## Your goal
Reproduce the items verbatim, beginning with the line that contains "point-mexico-77 <box>496 812 515 831</box>" and ending after the line that contains "chart-subtitle: CORRELATION CHART", both lines included.

A block of data:
**********

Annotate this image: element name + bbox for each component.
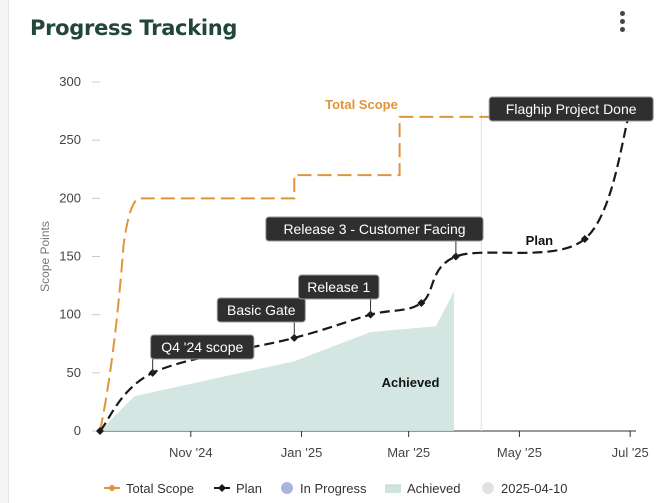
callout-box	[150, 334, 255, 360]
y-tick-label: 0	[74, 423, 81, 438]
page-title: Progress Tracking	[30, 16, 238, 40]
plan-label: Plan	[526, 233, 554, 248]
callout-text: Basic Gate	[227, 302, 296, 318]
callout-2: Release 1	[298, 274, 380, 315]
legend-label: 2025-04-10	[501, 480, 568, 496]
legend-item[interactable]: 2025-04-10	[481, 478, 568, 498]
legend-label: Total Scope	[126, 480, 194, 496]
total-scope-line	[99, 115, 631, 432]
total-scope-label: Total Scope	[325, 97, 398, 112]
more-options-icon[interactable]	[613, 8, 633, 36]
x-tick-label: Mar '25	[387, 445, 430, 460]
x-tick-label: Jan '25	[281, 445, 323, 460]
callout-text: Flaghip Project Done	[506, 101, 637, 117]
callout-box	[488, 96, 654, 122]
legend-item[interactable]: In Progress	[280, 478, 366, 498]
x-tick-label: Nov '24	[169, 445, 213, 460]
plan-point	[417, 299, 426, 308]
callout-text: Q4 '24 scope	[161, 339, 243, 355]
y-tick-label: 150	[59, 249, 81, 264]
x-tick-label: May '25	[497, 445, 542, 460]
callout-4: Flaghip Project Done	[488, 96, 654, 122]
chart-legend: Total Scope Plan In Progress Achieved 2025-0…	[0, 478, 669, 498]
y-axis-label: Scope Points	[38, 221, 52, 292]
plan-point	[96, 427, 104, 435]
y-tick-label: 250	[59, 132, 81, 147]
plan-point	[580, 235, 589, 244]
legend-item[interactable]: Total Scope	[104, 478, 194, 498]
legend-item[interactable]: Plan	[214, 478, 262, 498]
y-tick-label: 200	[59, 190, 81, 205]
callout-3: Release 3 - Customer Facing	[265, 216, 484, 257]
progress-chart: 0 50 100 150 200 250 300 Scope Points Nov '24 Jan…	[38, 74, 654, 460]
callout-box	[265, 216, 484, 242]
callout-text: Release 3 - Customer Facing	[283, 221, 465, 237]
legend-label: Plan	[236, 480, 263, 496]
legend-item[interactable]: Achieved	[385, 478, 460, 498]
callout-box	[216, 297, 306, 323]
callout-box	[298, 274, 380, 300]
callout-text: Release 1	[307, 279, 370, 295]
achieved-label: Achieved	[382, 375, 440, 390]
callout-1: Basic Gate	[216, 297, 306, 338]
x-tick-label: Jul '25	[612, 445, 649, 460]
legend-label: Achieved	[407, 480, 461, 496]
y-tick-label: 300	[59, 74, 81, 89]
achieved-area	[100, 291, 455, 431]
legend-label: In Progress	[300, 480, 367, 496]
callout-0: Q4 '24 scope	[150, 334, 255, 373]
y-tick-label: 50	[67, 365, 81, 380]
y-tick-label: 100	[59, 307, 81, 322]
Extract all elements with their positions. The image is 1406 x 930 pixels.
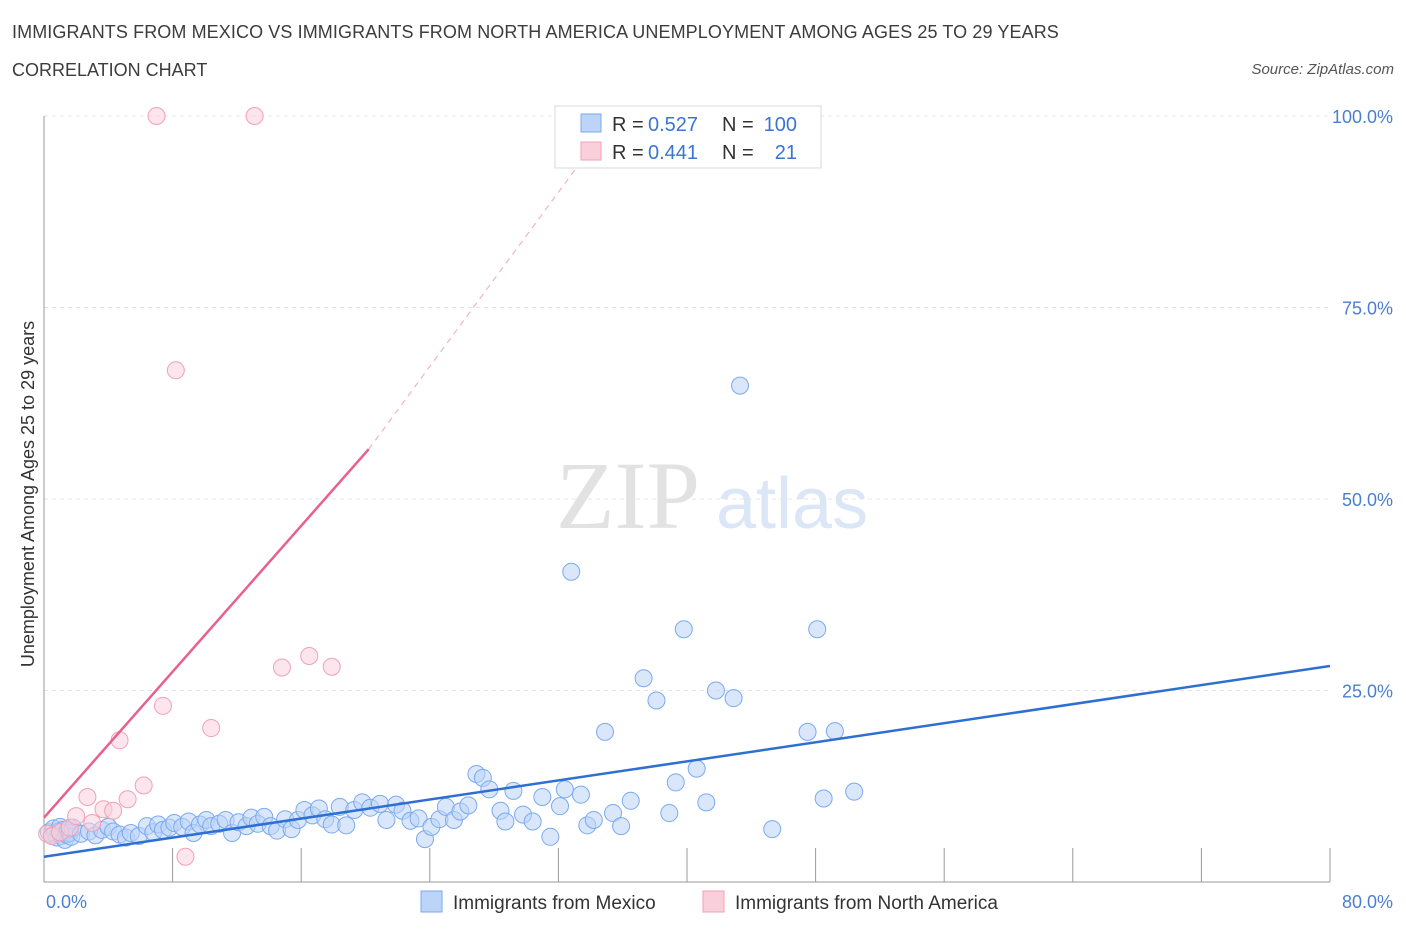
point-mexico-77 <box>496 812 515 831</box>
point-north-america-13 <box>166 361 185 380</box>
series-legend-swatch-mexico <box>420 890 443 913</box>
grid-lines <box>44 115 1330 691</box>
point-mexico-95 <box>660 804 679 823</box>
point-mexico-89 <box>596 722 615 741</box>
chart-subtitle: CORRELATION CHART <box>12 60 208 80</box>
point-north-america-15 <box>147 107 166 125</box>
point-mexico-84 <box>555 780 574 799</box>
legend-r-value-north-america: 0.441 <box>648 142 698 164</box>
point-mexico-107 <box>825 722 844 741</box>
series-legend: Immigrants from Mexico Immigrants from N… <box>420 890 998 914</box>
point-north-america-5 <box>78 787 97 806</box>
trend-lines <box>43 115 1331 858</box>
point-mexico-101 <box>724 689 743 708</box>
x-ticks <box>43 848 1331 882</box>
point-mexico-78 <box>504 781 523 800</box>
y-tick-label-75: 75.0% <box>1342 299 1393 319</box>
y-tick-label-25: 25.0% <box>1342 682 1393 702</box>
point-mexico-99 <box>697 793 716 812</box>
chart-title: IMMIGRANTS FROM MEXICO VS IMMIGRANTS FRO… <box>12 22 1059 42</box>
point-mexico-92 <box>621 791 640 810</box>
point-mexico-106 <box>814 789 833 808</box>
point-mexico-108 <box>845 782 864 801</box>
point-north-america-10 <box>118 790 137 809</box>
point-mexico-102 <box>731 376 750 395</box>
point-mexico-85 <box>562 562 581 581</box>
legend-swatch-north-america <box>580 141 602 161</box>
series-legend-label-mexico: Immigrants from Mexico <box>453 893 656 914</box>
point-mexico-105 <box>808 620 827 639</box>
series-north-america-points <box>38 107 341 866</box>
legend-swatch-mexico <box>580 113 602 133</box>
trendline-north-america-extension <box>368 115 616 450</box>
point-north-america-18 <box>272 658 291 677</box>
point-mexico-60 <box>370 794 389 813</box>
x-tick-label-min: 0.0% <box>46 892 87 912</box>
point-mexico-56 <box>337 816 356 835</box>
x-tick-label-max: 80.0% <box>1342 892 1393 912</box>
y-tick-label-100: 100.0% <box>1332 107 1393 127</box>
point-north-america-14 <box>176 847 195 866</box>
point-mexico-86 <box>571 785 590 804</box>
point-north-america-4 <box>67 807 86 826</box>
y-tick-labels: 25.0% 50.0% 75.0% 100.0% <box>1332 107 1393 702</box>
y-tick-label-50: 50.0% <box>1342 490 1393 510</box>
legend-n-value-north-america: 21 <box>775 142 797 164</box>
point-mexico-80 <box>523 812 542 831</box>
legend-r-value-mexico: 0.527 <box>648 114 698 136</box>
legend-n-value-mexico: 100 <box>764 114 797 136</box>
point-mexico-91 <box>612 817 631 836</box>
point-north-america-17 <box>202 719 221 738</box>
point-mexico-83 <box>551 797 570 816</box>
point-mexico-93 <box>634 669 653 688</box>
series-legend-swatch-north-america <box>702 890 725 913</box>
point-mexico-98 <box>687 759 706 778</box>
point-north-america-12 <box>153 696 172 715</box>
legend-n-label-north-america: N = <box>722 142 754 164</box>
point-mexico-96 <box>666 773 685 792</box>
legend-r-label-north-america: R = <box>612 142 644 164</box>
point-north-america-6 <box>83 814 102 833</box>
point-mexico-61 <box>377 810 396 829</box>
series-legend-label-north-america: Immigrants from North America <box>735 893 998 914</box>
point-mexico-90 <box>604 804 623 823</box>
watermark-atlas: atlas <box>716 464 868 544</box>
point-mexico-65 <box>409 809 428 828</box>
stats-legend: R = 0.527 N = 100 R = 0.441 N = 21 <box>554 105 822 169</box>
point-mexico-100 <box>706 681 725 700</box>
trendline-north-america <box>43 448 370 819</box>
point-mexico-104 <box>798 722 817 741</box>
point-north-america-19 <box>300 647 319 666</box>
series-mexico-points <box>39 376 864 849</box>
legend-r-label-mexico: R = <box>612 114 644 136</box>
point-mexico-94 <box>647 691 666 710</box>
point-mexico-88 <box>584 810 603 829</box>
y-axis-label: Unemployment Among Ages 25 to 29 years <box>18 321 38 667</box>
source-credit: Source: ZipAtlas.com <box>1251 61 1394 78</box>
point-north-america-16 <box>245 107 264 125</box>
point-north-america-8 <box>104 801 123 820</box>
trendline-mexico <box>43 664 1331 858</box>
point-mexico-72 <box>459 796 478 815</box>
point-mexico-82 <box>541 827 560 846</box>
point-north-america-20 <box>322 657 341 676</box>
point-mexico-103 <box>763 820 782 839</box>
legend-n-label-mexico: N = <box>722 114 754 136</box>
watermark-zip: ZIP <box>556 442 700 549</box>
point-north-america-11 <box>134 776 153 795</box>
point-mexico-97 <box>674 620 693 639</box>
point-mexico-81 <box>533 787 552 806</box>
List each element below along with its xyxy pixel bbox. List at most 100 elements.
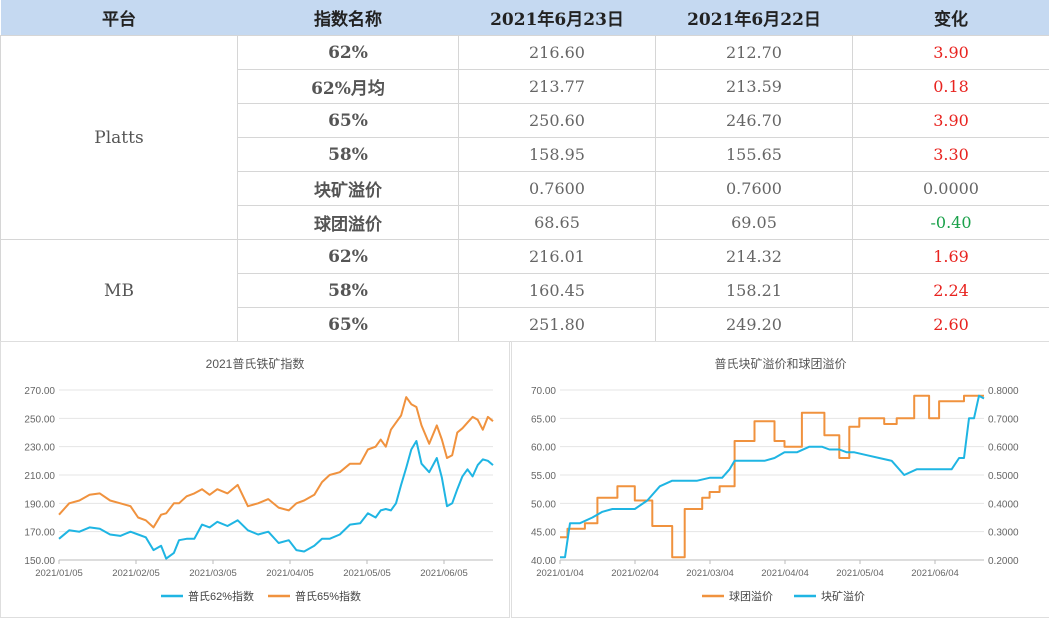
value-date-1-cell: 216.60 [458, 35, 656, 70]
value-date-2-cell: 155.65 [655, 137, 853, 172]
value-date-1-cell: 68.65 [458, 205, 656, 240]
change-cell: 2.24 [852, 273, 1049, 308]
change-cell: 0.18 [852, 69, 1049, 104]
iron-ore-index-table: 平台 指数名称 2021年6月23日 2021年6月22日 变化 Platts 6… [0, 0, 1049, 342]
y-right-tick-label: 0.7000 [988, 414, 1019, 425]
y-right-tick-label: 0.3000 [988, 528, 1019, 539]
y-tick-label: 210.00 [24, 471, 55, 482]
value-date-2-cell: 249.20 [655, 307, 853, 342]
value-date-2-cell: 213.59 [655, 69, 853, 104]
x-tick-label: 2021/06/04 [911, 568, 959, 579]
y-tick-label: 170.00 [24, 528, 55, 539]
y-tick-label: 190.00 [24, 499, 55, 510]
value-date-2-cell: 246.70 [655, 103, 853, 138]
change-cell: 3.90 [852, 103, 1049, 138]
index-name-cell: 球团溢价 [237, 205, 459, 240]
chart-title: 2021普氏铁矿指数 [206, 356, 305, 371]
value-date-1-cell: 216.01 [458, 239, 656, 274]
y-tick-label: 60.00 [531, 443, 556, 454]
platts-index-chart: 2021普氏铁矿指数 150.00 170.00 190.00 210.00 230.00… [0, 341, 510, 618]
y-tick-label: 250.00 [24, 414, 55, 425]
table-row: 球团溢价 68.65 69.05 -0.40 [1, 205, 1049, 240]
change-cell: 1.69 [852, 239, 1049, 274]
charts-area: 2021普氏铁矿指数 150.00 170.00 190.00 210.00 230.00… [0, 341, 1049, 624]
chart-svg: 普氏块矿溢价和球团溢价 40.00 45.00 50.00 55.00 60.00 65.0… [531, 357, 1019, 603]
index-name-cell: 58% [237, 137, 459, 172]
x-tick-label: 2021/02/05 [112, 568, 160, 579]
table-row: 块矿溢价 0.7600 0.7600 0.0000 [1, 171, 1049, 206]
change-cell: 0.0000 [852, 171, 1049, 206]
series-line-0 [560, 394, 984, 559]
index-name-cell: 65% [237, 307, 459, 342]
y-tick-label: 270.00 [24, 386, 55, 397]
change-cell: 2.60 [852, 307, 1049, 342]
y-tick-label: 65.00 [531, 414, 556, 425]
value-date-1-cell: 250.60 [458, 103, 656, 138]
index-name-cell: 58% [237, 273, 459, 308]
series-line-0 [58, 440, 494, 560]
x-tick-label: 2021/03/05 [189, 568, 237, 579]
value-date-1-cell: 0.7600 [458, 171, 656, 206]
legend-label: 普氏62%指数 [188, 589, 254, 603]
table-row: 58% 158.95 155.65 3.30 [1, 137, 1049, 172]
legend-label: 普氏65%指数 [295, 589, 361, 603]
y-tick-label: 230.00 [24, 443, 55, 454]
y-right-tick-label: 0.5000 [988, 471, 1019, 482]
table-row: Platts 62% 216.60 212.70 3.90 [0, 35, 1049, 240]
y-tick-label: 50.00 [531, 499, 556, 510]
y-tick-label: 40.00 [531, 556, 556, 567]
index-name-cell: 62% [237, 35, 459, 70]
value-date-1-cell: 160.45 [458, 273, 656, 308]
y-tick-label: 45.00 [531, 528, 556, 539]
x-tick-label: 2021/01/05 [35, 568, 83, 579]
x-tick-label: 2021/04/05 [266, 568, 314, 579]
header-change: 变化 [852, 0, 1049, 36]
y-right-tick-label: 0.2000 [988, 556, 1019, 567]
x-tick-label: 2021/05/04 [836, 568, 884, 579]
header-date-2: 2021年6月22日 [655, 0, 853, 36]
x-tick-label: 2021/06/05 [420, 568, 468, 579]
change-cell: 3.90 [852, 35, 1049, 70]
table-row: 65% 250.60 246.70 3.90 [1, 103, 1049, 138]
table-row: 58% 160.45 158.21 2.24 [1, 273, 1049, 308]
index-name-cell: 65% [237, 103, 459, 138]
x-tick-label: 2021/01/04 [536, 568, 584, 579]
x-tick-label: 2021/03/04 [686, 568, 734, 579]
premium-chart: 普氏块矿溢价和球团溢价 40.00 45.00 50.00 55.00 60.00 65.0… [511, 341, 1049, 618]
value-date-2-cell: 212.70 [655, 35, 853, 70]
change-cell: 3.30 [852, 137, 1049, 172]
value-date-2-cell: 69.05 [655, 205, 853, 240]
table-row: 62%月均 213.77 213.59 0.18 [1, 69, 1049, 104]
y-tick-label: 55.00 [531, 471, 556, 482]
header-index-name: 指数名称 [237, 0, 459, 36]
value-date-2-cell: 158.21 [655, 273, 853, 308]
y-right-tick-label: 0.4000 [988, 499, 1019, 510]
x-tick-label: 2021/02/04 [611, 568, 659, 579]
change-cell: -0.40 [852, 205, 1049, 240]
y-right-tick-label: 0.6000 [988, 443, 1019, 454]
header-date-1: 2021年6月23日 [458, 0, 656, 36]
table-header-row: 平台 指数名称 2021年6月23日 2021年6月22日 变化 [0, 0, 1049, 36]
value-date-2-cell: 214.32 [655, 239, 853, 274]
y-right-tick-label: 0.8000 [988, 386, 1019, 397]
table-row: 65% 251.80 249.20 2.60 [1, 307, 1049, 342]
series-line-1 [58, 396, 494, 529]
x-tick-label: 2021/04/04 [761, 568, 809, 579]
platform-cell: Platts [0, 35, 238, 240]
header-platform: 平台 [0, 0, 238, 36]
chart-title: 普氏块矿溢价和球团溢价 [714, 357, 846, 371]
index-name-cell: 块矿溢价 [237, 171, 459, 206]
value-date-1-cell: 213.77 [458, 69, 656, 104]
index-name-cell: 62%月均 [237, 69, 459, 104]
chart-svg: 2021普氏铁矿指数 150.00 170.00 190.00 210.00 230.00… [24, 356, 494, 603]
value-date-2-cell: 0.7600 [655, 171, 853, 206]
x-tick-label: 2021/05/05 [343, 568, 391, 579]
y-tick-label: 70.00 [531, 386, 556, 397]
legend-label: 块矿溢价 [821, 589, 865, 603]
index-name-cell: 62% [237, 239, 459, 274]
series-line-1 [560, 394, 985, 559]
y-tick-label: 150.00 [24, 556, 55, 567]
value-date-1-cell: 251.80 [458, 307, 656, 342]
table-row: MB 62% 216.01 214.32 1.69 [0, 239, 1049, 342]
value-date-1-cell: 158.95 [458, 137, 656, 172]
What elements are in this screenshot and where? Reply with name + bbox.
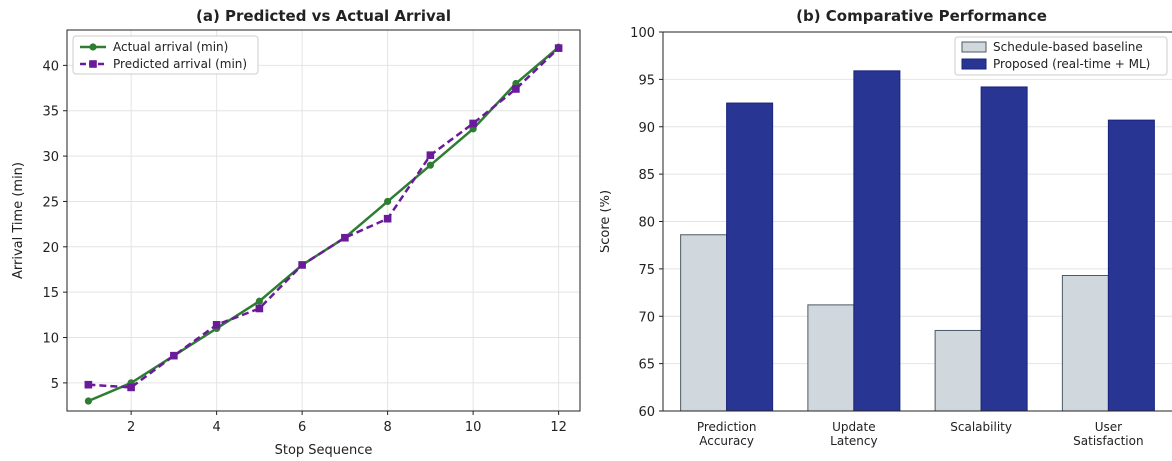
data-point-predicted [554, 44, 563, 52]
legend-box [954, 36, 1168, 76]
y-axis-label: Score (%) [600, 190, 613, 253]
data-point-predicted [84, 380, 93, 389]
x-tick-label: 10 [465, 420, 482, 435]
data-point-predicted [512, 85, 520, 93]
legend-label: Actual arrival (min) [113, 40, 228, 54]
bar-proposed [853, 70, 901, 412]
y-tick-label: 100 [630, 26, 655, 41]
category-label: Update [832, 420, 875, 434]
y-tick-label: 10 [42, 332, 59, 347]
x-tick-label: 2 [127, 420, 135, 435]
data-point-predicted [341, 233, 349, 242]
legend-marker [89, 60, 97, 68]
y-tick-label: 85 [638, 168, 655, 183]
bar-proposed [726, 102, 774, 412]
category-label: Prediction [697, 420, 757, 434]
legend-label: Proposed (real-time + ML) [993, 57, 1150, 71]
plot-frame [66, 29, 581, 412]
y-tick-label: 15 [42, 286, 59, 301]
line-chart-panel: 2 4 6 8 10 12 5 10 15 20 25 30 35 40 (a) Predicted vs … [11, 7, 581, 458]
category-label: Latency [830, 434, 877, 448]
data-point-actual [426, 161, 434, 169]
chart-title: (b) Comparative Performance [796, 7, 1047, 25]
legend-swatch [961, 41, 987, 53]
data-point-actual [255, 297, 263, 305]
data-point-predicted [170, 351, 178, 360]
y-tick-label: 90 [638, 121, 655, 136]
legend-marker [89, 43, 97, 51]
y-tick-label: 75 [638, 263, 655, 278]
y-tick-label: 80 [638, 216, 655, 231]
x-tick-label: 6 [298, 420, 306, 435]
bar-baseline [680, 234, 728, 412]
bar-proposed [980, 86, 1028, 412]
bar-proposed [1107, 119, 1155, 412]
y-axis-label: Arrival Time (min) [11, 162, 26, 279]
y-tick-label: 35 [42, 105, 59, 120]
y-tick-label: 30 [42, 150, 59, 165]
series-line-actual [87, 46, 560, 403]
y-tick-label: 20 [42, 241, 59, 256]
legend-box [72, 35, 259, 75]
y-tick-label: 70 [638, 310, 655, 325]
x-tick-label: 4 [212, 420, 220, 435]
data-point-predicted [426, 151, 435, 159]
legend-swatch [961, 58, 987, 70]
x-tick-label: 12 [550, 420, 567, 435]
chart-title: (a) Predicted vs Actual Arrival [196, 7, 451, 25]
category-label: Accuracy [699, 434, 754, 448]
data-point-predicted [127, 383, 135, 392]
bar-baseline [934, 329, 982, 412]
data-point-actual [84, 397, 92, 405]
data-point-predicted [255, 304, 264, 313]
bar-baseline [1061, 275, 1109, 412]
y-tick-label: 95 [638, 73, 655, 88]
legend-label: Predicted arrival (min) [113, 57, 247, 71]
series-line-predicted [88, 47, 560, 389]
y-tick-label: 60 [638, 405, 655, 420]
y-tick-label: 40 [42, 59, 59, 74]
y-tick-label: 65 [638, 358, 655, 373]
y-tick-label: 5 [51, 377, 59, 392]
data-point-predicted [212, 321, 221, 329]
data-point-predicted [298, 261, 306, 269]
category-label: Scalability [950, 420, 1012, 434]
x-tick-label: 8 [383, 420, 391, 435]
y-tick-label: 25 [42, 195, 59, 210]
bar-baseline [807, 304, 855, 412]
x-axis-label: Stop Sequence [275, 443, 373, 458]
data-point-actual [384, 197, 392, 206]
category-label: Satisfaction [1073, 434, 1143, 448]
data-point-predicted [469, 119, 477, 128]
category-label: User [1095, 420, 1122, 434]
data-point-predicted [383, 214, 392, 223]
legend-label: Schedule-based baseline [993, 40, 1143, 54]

**********

## Written solution
point-mexico-77 <box>496 812 515 831</box>
point-north-america-13 <box>166 361 185 380</box>
series-legend-swatch-mexico <box>420 890 443 913</box>
grid-lines <box>44 115 1330 691</box>
point-mexico-95 <box>660 804 679 823</box>
point-mexico-89 <box>596 722 615 741</box>
chart-subtitle: CORRELATION CHART <box>12 60 208 80</box>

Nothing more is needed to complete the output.